>>>>>
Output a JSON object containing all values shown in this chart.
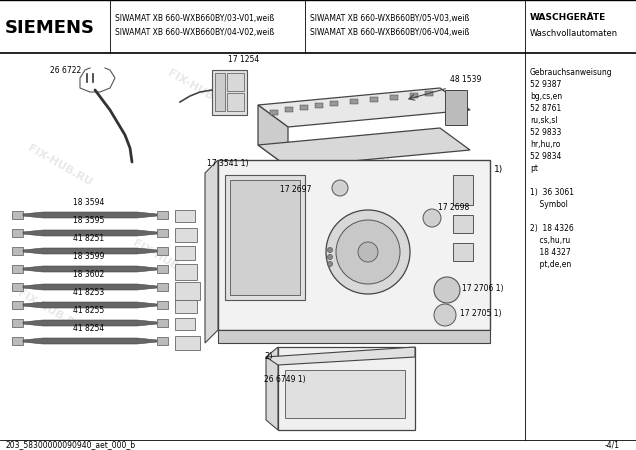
{
  "title_brand": "SIEMENS",
  "header_model1": "SIWAMAT XB 660-WXB660BY/03-V01,weiß",
  "header_model2": "SIWAMAT XB 660-WXB660BY/04-V02,weiß",
  "header_model3": "SIWAMAT XB 660-WXB660BY/05-V03,weiß",
  "header_model4": "SIWAMAT XB 660-WXB660BY/06-V04,weiß",
  "header_right1": "WASCHGERÄTE",
  "header_right2": "Waschvollautomaten",
  "sidebar_text": [
    "Gebrauchsanweisung",
    "52 9387",
    "bg,cs,en",
    "52 8761",
    "ru,sk,sl",
    "52 9833",
    "hr,hu,ro",
    "52 9834",
    "pt",
    "",
    "1)  36 3061",
    "    Symbol",
    "",
    "2)  18 4326",
    "    cs,hu,ru",
    "    18 4327",
    "    pt,de,en"
  ],
  "footer_left": "203_58300000090940_aet_000_b",
  "footer_right": "-4/1",
  "watermark": "FIX-HUB.RU",
  "bg_color": "#ffffff",
  "cable_labels": [
    "18 3594",
    "18 3595",
    "41 8251",
    "18 3599",
    "18 3602",
    "41 8253",
    "41 8255",
    "41 8254"
  ],
  "cable_y_positions": [
    215,
    233,
    251,
    269,
    287,
    305,
    323,
    341
  ],
  "part_labels": {
    "plug": "26 6722",
    "box": "17 1254",
    "pcb": "48 1539",
    "knob1": "17 2698",
    "knob2": "17 2697",
    "drawer_label": "17 3541 1)",
    "knob3": "17 2706 1)",
    "knob4": "17 2705 1)",
    "basin": "2)",
    "basin_label": "26 6749 1)"
  }
}
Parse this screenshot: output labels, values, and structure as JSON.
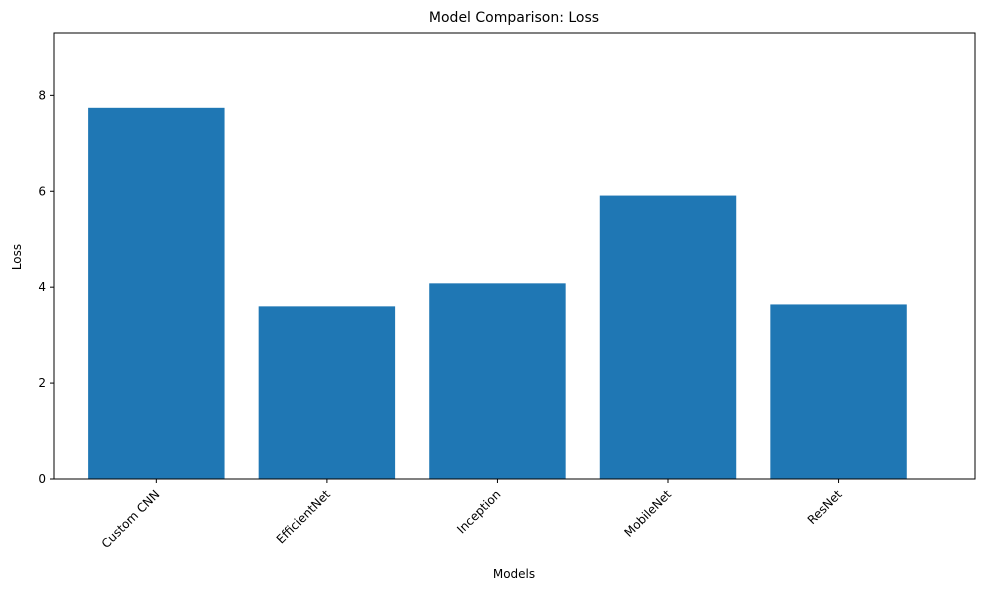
{
  "chart_data": {
    "type": "bar",
    "title": "Model Comparison: Loss",
    "xlabel": "Models",
    "ylabel": "Loss",
    "categories": [
      "Custom CNN",
      "EfficientNet",
      "Inception",
      "MobileNet",
      "ResNet"
    ],
    "values": [
      7.74,
      3.6,
      4.08,
      5.91,
      3.64
    ],
    "ylim": [
      0,
      9.3
    ],
    "yticks": [
      "0",
      "2",
      "4",
      "6",
      "8"
    ],
    "bar_color": "#1f77b4",
    "grid": false,
    "legend": "none"
  }
}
<<<<<
Your task is to copy the entries in full and exactly, without any images.

Output a JSON object containing all values shown in this chart.
{
  "title_brand": "SIEMENS",
  "header_model1": "SIWAMAT XB 660-WXB660BY/03-V01,weiß",
  "header_model2": "SIWAMAT XB 660-WXB660BY/04-V02,weiß",
  "header_model3": "SIWAMAT XB 660-WXB660BY/05-V03,weiß",
  "header_model4": "SIWAMAT XB 660-WXB660BY/06-V04,weiß",
  "header_right1": "WASCHGERÄTE",
  "header_right2": "Waschvollautomaten",
  "sidebar_text": [
    "Gebrauchsanweisung",
    "52 9387",
    "bg,cs,en",
    "52 8761",
    "ru,sk,sl",
    "52 9833",
    "hr,hu,ro",
    "52 9834",
    "pt",
    "",
    "1)  36 3061",
    "    Symbol",
    "",
    "2)  18 4326",
    "    cs,hu,ru",
    "    18 4327",
    "    pt,de,en"
  ],
  "footer_left": "203_58300000090940_aet_000_b",
  "footer_right": "-4/1",
  "watermark": "FIX-HUB.RU",
  "bg_color": "#ffffff",
  "cable_labels": [
    "18 3594",
    "18 3595",
    "41 8251",
    "18 3599",
    "18 3602",
    "41 8253",
    "41 8255",
    "41 8254"
  ],
  "cable_y_positions": [
    215,
    233,
    251,
    269,
    287,
    305,
    323,
    341
  ],
  "part_labels": {
    "plug": "26 6722",
    "box": "17 1254",
    "pcb": "48 1539",
    "knob1": "17 2698",
    "knob2": "17 2697",
    "drawer_label": "17 3541 1)",
    "knob3": "17 2706 1)",
    "knob4": "17 2705 1)",
    "basin": "2)",
    "basin_label": "26 6749 1)"
  }
}
Parse this screenshot: output labels, values, and structure as JSON.
{
  "chart_data": {
    "type": "bar",
    "title": "Model Comparison: Loss",
    "xlabel": "Models",
    "ylabel": "Loss",
    "categories": [
      "Custom CNN",
      "EfficientNet",
      "Inception",
      "MobileNet",
      "ResNet"
    ],
    "values": [
      7.74,
      3.6,
      4.08,
      5.91,
      3.64
    ],
    "ylim": [
      0,
      9.3
    ],
    "yticks": [
      "0",
      "2",
      "4",
      "6",
      "8"
    ],
    "bar_color": "#1f77b4",
    "grid": false,
    "legend": "none"
  }
}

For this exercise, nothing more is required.